* _EXERCISE GOAL_: Your answer should be one number: the count of lines in these entries that hold the word "engines".

* _Records excerpted from a collection_:
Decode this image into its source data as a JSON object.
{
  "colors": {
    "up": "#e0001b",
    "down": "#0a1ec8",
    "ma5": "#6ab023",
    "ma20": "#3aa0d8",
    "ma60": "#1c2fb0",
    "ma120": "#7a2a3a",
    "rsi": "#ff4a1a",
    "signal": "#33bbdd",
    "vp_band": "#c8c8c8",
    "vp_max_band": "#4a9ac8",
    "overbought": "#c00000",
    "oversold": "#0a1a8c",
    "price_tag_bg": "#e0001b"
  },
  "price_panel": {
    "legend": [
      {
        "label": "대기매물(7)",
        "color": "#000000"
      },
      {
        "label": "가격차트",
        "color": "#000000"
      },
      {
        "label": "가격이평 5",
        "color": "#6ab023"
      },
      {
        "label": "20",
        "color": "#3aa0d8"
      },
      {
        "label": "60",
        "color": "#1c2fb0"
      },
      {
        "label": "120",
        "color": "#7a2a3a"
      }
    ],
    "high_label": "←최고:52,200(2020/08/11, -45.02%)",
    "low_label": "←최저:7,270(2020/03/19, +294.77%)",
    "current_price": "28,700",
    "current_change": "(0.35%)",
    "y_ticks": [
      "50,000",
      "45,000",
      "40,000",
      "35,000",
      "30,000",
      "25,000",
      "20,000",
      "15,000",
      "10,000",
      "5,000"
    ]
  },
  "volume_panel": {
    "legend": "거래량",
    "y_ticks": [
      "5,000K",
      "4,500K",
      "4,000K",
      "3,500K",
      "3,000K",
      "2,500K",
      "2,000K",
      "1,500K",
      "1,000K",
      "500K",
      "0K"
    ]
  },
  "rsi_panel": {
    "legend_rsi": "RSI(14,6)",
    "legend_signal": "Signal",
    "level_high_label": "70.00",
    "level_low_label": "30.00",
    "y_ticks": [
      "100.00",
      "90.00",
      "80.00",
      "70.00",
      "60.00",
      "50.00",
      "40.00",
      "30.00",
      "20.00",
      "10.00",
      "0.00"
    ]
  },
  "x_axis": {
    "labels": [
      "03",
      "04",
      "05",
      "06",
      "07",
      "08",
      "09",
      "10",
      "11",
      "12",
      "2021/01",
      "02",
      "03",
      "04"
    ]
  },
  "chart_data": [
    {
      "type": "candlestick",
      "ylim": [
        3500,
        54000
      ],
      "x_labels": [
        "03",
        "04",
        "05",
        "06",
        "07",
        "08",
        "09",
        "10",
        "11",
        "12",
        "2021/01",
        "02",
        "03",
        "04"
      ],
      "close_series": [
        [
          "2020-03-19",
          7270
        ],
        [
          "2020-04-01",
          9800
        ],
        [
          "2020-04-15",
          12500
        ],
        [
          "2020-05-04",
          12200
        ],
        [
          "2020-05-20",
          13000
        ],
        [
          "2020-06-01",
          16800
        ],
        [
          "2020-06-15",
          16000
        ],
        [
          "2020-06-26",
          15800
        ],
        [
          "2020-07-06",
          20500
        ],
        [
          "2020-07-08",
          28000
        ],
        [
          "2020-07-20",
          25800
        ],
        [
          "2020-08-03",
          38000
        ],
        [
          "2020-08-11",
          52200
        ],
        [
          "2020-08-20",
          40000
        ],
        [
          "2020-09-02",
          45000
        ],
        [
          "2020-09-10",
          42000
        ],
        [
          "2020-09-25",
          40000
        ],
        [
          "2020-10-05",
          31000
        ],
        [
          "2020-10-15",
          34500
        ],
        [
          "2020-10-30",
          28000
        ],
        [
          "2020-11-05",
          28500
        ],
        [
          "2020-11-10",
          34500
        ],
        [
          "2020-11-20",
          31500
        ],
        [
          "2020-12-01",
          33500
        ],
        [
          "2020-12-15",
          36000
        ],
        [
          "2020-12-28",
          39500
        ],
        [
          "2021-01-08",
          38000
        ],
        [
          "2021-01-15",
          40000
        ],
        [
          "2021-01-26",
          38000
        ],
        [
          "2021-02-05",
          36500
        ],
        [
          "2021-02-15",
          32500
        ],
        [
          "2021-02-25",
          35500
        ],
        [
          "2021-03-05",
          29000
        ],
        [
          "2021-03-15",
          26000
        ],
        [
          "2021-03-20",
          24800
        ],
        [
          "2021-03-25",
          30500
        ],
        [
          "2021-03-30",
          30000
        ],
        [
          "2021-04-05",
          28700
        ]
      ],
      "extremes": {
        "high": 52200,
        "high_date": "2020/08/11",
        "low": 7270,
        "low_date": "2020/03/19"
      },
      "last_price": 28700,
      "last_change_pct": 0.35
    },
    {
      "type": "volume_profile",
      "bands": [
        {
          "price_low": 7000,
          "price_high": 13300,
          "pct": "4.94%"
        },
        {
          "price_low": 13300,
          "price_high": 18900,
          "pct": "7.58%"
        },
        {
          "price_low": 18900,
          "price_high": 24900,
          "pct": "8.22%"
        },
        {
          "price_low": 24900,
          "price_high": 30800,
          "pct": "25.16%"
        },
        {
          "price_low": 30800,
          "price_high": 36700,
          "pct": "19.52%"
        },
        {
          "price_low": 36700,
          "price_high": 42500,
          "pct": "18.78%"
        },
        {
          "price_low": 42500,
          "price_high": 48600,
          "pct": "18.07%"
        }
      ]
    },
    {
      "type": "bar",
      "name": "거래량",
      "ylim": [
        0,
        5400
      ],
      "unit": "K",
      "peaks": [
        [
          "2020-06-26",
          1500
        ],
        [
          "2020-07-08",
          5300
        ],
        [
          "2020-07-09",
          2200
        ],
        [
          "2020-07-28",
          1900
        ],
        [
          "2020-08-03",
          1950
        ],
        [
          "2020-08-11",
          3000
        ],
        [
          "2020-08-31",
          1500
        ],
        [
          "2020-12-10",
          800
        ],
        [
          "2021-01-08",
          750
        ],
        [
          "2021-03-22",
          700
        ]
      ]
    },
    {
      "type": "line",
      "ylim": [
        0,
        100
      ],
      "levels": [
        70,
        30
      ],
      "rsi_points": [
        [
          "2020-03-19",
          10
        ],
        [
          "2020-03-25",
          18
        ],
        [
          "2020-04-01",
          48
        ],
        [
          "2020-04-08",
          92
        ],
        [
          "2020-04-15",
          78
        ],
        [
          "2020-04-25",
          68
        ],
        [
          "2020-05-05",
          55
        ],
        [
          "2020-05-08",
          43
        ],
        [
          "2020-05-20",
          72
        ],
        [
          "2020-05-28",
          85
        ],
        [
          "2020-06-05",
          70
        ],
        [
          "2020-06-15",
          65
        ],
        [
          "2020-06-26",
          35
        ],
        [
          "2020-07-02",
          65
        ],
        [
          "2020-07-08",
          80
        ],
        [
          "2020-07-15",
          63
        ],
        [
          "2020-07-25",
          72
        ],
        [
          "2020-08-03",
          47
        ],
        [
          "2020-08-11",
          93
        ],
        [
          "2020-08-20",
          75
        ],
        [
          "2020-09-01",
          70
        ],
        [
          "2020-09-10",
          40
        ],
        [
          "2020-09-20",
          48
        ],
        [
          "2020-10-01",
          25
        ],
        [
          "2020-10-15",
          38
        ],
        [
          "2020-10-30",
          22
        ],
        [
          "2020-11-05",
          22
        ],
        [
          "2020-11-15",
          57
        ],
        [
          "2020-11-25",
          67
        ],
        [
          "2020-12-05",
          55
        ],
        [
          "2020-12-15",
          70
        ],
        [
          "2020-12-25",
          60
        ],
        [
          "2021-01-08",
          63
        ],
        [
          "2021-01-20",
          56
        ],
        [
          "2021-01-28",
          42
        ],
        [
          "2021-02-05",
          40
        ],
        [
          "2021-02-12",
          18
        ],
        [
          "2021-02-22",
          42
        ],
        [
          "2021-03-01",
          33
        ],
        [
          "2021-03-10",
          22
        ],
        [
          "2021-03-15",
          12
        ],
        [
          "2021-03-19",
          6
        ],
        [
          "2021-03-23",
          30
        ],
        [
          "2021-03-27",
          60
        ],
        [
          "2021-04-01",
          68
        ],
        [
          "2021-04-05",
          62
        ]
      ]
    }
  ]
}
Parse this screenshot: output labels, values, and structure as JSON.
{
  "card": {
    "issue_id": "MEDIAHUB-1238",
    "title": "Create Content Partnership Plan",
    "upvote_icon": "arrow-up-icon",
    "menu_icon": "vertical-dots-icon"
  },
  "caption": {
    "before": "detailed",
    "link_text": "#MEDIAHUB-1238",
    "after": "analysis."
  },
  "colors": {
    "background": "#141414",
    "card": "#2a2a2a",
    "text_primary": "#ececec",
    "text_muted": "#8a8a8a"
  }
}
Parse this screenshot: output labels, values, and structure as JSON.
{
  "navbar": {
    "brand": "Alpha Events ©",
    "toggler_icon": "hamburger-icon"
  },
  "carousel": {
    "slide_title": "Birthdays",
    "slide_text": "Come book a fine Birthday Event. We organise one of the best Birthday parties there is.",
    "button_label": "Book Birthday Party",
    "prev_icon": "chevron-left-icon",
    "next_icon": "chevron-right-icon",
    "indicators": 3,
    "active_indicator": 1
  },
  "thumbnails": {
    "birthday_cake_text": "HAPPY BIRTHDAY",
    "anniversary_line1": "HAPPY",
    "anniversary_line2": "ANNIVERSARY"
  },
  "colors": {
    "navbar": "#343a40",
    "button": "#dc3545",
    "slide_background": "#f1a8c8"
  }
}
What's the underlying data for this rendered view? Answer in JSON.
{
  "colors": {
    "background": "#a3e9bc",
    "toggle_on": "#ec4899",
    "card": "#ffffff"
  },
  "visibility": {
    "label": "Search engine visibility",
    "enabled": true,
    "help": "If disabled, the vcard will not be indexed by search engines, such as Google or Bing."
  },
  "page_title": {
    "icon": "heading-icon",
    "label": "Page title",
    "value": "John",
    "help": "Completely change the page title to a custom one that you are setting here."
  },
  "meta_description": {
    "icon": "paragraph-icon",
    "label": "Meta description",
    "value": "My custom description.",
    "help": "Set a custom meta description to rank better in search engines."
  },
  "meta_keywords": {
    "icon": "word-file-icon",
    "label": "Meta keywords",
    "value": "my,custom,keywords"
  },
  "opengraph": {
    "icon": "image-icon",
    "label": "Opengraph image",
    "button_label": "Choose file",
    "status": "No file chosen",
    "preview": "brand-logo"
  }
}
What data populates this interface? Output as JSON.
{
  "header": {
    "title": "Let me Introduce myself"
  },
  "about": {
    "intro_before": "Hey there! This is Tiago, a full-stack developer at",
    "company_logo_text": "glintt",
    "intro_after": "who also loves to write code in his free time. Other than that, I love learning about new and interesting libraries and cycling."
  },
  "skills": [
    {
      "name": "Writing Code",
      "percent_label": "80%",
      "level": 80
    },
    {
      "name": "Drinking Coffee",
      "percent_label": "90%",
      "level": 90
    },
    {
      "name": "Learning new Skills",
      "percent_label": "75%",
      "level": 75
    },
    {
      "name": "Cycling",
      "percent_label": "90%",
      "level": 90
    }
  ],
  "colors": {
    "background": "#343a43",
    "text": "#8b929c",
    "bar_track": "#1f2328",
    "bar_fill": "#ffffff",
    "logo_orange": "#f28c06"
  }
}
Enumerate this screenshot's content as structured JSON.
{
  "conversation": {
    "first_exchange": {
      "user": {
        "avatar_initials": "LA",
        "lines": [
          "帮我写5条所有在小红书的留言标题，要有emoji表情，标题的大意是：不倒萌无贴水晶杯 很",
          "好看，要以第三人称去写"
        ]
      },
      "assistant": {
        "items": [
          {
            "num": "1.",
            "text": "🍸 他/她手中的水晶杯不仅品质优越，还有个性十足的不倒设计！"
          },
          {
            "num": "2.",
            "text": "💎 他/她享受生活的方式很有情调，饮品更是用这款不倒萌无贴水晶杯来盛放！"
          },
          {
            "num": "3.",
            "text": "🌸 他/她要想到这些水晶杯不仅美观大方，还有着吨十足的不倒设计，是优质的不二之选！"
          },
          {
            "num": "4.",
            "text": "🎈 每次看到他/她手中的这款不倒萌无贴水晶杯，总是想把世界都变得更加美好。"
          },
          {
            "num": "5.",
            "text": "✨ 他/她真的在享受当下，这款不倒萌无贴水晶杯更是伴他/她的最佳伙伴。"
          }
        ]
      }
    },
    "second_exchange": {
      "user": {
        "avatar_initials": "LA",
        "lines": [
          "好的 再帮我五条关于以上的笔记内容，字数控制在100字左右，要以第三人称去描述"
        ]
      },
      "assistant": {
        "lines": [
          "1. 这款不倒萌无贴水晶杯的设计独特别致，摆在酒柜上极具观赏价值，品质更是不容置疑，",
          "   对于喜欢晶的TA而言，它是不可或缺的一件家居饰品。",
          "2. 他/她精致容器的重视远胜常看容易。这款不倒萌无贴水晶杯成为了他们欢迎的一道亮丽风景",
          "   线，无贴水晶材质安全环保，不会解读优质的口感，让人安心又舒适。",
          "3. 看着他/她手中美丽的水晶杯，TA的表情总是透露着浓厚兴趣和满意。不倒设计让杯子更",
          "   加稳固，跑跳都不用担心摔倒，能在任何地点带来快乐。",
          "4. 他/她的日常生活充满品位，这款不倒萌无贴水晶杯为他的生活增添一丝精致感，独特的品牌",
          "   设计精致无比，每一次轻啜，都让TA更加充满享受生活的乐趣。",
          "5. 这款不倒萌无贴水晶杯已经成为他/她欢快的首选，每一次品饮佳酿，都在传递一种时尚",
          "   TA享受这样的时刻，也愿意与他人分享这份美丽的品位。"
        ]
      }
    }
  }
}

* _RESPONSE FOR THIS EXERCISE_: 2